Set task :: Tally the lines in the listing below that contain "JSON" and report the tally alone.

— start of Data excerpts —

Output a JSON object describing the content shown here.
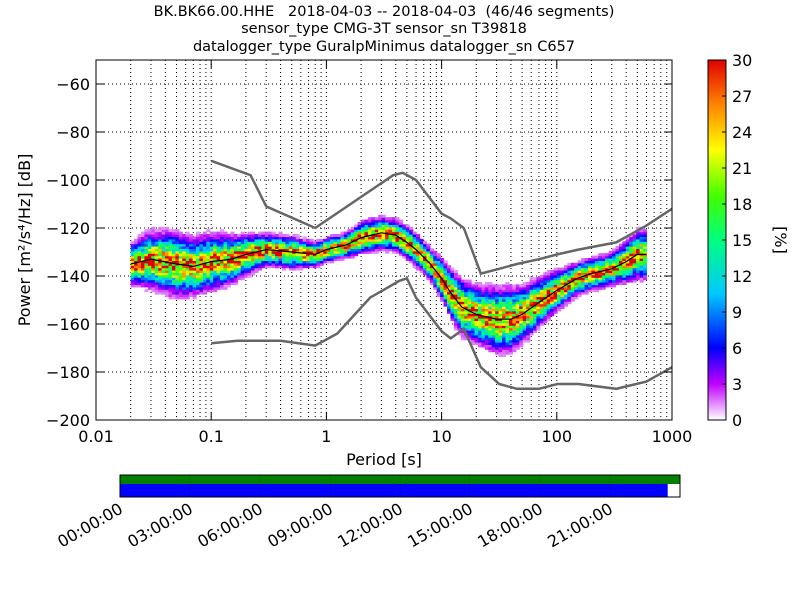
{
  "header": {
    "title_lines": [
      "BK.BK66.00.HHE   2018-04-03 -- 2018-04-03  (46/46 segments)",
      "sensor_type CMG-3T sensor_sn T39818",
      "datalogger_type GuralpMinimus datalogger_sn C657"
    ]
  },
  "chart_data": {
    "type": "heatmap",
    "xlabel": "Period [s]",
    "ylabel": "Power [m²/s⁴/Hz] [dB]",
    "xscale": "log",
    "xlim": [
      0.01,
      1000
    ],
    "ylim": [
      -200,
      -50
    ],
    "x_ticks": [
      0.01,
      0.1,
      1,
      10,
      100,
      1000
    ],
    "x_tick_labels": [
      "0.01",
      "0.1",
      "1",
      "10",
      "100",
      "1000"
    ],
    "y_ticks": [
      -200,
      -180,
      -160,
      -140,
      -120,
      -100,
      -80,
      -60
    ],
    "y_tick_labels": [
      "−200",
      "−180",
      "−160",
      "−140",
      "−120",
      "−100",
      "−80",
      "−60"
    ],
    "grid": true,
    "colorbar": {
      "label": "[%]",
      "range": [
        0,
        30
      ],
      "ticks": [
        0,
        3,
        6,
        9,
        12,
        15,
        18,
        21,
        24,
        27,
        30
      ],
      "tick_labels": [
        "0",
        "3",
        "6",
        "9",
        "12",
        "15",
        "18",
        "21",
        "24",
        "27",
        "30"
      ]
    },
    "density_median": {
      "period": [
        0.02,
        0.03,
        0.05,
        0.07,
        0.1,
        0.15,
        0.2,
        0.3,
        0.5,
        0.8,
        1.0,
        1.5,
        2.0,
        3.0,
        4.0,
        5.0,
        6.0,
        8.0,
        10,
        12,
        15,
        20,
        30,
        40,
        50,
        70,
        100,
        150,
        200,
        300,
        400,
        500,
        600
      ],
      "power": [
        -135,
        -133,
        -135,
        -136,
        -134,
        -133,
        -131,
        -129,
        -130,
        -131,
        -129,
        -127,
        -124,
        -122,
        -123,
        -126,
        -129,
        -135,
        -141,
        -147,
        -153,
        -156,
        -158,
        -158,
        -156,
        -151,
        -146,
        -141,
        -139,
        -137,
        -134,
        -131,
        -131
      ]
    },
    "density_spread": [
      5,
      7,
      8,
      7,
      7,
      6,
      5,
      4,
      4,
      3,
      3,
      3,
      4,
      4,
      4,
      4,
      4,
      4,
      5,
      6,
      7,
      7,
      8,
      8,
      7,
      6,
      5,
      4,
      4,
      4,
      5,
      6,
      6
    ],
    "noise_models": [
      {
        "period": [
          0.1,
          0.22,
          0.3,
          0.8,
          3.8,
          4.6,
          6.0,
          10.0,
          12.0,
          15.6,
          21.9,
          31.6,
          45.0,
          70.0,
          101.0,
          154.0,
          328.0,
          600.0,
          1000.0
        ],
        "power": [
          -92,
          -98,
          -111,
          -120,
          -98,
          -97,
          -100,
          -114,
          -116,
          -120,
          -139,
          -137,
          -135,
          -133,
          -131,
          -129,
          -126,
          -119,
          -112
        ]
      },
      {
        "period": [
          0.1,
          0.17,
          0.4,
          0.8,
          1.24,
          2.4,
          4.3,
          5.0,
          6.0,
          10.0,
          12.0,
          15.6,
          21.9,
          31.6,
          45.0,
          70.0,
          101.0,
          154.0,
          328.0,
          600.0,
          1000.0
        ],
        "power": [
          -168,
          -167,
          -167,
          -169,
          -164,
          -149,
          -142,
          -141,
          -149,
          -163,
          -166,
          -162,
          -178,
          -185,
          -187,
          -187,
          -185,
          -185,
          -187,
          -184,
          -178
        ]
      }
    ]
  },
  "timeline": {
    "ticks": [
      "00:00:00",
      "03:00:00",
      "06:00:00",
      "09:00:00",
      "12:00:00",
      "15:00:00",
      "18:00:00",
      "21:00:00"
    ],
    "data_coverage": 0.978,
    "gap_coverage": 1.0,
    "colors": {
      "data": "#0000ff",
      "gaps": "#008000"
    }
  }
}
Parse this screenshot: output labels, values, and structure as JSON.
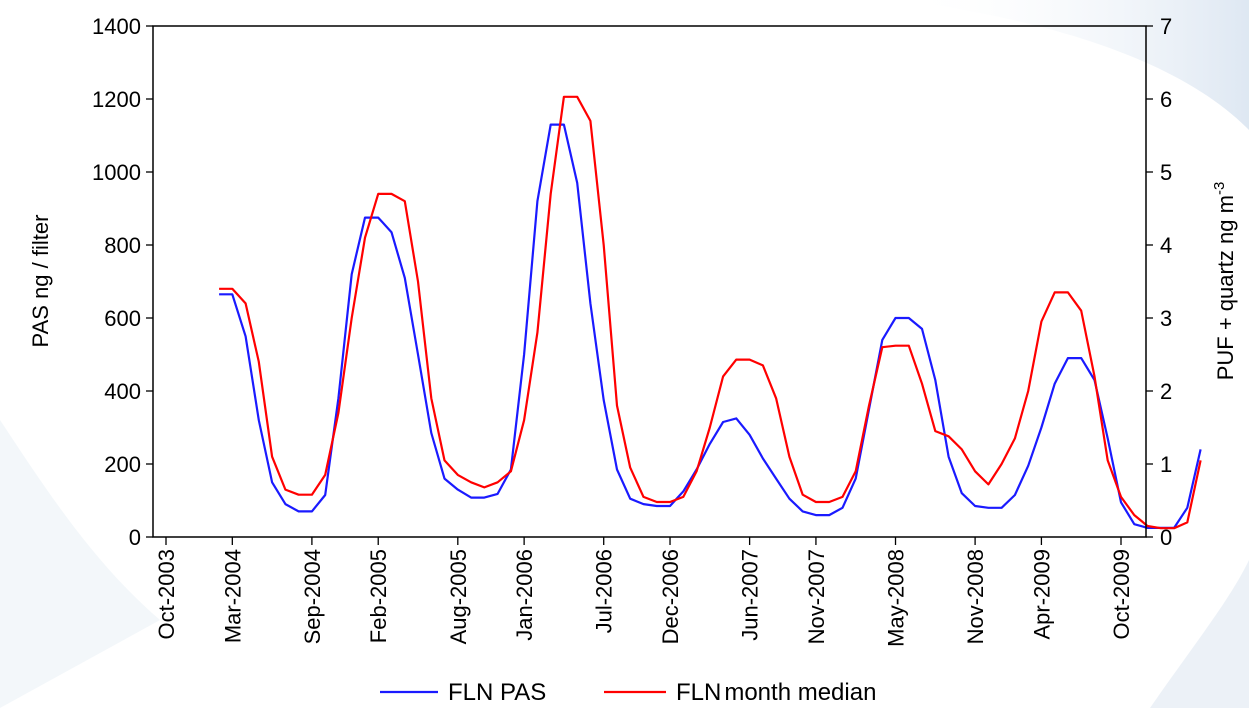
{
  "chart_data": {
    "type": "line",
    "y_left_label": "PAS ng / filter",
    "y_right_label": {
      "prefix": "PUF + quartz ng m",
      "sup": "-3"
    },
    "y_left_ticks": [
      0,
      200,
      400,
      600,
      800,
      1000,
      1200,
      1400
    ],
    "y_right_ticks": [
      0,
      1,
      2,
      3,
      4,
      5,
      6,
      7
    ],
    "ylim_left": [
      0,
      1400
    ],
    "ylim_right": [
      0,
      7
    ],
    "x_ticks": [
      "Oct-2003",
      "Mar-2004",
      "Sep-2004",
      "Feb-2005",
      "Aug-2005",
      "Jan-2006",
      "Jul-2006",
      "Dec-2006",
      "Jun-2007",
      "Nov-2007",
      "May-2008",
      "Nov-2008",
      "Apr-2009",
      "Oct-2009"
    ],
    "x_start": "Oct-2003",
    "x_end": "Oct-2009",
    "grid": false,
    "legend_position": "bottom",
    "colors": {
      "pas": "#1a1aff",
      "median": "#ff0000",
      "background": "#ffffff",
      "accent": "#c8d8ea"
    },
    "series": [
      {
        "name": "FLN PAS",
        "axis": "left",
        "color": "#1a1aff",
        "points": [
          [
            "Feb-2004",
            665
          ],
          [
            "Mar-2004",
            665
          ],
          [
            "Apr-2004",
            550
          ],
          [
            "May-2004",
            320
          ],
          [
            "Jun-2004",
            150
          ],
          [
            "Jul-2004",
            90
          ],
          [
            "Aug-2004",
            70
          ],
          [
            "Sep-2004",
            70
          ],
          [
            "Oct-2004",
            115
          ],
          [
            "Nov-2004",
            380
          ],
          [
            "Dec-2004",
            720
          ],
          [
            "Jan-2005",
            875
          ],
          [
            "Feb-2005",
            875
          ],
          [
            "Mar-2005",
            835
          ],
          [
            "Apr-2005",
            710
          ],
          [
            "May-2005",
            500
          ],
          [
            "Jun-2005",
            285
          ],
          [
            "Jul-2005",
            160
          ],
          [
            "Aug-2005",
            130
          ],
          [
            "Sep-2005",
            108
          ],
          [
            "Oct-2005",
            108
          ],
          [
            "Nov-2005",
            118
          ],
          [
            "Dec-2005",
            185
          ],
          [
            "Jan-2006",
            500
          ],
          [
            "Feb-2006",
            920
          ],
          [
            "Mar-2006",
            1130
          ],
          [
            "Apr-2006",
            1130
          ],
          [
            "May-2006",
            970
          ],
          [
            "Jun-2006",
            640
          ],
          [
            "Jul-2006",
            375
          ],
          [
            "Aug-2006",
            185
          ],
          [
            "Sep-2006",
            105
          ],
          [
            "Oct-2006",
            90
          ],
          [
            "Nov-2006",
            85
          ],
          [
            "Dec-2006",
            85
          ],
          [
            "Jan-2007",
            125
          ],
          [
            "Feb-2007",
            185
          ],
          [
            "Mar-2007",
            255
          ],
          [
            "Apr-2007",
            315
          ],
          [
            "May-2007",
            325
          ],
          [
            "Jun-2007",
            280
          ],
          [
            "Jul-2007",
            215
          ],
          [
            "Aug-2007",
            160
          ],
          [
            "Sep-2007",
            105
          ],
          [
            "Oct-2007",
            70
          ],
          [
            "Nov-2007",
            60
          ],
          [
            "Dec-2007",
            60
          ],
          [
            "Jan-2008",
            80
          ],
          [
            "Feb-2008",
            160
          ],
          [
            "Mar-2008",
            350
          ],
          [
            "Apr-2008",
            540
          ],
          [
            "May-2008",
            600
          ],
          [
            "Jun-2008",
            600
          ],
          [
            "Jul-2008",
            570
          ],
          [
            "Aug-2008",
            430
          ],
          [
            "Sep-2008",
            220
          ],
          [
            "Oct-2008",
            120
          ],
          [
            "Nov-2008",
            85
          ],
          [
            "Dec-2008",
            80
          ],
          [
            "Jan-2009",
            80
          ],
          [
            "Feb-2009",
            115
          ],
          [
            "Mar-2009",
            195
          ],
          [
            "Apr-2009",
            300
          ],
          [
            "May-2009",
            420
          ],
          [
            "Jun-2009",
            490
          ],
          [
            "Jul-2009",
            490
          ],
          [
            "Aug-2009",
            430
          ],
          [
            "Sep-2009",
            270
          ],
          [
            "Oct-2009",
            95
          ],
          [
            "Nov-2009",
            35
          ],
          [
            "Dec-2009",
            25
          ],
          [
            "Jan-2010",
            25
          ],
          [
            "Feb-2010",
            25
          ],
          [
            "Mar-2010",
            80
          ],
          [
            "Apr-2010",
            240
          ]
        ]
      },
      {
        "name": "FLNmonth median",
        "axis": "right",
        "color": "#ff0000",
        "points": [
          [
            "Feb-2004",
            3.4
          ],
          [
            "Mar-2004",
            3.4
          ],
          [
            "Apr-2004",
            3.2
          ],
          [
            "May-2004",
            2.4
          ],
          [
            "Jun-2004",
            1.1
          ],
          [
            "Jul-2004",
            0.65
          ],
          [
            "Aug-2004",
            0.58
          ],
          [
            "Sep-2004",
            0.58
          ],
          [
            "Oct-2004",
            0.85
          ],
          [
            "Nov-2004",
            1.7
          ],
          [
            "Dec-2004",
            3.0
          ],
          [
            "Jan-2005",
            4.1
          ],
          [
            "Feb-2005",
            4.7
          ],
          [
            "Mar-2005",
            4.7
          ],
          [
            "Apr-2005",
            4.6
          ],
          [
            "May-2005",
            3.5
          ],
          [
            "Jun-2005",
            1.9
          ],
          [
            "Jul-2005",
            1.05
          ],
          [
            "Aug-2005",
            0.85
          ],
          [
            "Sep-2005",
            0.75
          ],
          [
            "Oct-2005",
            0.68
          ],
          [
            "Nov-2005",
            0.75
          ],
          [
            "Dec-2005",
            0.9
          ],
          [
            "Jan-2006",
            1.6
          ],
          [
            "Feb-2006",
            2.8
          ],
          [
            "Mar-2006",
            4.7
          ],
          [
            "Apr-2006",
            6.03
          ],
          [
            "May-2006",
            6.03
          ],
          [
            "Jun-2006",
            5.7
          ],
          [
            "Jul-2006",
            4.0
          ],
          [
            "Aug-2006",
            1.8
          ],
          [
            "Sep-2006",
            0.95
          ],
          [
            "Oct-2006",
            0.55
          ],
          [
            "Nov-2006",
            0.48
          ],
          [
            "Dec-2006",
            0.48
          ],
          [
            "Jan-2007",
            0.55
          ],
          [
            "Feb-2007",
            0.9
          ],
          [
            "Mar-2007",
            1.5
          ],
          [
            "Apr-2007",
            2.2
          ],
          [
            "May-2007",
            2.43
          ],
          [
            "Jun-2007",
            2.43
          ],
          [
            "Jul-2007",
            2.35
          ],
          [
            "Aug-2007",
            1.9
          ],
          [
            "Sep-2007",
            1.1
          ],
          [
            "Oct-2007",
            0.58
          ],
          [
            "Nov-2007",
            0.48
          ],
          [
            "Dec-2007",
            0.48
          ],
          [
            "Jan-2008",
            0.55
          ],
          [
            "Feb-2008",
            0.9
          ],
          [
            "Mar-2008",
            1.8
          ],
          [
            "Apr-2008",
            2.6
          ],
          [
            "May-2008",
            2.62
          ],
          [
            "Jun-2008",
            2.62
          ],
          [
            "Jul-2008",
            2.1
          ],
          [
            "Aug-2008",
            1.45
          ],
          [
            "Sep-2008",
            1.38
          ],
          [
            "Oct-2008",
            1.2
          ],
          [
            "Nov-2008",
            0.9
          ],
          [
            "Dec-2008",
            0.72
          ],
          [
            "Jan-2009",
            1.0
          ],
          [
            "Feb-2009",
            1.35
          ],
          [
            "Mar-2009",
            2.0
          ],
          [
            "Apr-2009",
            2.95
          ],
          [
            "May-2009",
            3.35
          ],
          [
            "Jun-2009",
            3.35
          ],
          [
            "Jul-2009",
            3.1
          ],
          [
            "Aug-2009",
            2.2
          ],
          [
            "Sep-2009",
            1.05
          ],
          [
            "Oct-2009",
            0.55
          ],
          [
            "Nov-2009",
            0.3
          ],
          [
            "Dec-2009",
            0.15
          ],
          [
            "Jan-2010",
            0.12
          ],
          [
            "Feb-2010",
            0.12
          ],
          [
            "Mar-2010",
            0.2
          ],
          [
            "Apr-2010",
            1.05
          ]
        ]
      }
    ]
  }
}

— end of Data excerpts —

Correct result :: 2